→ **WORK TO BE COMPLETED**
Check each line of the entries below for the string "clusters"; copy every line where it appears.

→ **ENTRIES SHOWN**
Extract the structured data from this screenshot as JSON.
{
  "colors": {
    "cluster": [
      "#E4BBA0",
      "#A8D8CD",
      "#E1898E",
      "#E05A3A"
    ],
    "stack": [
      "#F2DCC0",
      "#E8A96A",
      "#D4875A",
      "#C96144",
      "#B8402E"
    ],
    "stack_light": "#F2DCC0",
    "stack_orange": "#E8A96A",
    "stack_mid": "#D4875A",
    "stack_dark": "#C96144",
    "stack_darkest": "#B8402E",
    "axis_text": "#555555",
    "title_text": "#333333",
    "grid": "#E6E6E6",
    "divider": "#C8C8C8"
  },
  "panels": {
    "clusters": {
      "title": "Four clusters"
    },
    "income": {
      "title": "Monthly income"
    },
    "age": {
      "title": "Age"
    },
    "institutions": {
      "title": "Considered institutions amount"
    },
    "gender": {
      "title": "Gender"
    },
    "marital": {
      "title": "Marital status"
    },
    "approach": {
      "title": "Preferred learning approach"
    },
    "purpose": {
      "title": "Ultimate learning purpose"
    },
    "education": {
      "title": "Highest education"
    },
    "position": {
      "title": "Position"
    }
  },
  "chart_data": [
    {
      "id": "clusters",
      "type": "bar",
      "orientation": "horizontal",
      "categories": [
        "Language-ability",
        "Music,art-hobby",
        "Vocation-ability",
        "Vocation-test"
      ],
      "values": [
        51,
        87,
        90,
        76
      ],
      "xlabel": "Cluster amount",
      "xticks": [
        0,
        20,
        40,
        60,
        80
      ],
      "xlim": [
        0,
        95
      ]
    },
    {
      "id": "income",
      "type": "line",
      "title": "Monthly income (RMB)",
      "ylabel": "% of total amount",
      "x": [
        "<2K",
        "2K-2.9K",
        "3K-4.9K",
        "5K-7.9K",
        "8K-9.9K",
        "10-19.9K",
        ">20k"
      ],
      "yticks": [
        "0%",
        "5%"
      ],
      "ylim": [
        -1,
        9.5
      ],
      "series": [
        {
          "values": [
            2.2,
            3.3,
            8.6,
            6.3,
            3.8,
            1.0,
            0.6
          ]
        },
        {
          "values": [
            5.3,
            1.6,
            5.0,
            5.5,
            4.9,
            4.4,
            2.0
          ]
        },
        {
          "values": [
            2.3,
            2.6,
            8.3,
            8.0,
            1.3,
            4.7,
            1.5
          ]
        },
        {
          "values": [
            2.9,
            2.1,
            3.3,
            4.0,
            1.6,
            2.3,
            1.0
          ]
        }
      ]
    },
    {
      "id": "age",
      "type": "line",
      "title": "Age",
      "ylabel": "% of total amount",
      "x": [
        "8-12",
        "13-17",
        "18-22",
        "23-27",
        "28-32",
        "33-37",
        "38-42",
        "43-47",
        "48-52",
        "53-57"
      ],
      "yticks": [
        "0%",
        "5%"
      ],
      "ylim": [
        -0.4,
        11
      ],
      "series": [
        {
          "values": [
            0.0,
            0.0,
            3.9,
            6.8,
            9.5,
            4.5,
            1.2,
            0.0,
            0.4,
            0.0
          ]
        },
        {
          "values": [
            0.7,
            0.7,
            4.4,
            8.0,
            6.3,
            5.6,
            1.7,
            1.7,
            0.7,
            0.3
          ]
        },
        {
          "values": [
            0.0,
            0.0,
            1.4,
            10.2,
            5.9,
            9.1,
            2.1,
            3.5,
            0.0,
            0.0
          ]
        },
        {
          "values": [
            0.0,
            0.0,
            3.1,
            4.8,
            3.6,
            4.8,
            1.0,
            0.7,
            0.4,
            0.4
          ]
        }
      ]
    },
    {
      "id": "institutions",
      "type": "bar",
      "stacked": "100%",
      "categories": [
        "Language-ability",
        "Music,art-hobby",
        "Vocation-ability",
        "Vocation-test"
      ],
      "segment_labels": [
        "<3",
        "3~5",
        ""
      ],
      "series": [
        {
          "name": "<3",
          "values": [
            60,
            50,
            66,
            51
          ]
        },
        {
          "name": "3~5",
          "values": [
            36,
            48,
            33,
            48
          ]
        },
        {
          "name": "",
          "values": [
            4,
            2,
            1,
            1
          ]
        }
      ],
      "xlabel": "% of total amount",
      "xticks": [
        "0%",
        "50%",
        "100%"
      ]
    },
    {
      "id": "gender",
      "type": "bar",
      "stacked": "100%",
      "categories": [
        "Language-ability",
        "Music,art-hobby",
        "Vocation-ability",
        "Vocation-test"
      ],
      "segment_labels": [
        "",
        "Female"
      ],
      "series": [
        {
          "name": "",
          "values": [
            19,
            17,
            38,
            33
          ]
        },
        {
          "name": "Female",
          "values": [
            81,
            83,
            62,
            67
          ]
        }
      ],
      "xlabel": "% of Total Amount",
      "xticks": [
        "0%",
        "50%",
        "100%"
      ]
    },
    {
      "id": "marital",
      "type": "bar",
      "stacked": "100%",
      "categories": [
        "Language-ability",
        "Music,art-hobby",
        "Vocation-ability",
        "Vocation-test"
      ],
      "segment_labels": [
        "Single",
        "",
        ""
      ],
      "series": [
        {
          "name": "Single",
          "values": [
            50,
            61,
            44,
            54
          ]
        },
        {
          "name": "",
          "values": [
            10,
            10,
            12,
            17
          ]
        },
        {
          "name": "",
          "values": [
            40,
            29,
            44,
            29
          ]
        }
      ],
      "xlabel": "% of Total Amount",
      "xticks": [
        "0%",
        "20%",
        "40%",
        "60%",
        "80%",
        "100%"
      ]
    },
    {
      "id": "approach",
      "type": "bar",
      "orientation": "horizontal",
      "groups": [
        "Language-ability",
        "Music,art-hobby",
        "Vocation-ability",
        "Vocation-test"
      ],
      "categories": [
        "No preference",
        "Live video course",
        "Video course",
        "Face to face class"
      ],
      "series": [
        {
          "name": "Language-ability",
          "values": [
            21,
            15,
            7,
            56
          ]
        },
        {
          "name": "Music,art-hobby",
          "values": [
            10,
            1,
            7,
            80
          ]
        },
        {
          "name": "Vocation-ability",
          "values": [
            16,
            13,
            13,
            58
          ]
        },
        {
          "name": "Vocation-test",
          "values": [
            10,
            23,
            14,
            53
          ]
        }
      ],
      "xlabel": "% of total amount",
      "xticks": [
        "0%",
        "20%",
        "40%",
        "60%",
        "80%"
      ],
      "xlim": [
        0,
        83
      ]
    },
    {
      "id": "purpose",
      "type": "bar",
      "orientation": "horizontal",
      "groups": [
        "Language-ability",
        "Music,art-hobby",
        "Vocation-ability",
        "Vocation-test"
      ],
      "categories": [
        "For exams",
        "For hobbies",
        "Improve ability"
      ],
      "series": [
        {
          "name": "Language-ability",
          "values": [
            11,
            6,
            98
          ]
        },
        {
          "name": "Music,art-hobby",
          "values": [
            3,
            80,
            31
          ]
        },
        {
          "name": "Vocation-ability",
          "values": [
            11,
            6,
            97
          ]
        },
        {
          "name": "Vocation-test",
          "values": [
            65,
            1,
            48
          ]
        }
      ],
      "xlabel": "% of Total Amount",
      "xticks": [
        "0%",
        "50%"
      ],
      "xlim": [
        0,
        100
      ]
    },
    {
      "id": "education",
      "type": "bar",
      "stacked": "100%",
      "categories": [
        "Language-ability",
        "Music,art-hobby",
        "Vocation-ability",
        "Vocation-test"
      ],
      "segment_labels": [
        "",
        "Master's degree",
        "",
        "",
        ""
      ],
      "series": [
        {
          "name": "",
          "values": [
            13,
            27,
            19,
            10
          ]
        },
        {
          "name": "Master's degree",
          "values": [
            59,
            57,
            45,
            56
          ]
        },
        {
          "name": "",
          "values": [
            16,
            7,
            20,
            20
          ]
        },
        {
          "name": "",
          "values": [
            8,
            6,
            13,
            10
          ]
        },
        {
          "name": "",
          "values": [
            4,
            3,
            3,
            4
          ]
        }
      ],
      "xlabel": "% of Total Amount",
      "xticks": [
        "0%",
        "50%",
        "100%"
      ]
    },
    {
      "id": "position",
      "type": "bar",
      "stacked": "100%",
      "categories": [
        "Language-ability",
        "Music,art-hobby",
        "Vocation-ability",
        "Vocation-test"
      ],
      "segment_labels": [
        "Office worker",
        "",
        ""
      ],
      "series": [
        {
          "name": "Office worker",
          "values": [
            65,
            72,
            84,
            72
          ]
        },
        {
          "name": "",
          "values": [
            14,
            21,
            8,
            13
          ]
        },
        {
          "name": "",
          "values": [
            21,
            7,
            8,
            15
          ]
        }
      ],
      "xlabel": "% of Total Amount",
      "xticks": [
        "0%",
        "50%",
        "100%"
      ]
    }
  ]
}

→ **RESULT OF THE TASK**
    "clusters": {
      "title": "Four clusters"
      "id": "clusters",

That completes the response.